◆ PROMPT
In the entries below, identify every line with the string "then" and copy it.

[Stored entries]
..............................
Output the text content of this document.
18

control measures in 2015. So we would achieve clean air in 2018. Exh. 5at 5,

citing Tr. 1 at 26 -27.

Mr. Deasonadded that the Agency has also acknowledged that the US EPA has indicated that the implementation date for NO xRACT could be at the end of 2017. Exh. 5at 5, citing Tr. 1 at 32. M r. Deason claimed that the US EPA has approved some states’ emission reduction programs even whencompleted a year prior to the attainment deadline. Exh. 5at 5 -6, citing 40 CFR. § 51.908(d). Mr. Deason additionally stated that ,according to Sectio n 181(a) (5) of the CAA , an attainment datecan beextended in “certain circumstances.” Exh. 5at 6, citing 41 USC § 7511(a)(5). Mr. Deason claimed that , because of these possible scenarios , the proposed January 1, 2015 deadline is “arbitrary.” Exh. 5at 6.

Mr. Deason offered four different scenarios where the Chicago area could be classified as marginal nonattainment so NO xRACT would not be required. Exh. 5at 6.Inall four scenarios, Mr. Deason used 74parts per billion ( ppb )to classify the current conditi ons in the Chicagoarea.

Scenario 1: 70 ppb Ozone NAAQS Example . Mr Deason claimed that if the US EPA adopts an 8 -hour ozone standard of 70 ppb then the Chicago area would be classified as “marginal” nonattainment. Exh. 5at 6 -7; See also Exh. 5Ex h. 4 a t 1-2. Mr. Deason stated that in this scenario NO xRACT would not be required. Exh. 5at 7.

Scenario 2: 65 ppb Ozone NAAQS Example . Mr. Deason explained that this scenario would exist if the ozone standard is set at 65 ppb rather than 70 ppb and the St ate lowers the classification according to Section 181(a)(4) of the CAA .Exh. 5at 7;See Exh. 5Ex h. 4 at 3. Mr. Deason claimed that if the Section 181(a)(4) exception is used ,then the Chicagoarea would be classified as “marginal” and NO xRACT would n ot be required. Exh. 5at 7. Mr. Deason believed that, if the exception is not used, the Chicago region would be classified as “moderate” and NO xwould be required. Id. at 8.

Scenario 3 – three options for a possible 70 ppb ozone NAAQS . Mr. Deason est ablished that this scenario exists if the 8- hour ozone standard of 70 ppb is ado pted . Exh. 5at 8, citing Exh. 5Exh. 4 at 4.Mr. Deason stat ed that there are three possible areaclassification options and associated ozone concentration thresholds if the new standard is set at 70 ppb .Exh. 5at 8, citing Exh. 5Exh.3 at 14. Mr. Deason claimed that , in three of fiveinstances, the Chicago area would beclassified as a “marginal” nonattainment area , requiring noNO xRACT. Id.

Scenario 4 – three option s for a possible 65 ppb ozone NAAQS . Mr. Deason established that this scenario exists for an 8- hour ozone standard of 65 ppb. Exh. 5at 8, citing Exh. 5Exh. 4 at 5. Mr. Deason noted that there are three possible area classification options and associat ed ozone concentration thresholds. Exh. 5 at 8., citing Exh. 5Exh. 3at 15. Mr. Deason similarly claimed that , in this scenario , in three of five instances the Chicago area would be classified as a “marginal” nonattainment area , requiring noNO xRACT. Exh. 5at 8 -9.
..............................
◆ THE RESPONSE
Scenario 1: 70 ppb Ozone NAAQS Example . Mr Deason claimed that if the US EPA adopts an 8 -hour ozone standard of 70 ppb then the Chicago area would be classified as “marginal” nonattainment. Exh. 5at 6 -7; See also Exh. 5Ex h. 4 a t 1-2. Mr. Deason stated that in this scenario NO xRACT would not be required. Exh. 5at 7.
Scenario 2: 65 ppb Ozone NAAQS Example . Mr. Deason explained that this scenario would exist if the ozone standard is set at 65 ppb rather than 70 ppb and the St ate lowers the classification according to Section 181(a)(4) of the CAA .Exh. 5at 7;See Exh. 5Ex h. 4 at 3. Mr. Deason claimed that if the Section 181(a)(4) exception is used ,then the Chicagoarea would be classified as “marginal” and NO xRACT would n ot be required. Exh. 5at 7. Mr. Deason believed that, if the exception is not used, the Chicago region would be classified as “moderate” and NO xwould be required. Id. at 8.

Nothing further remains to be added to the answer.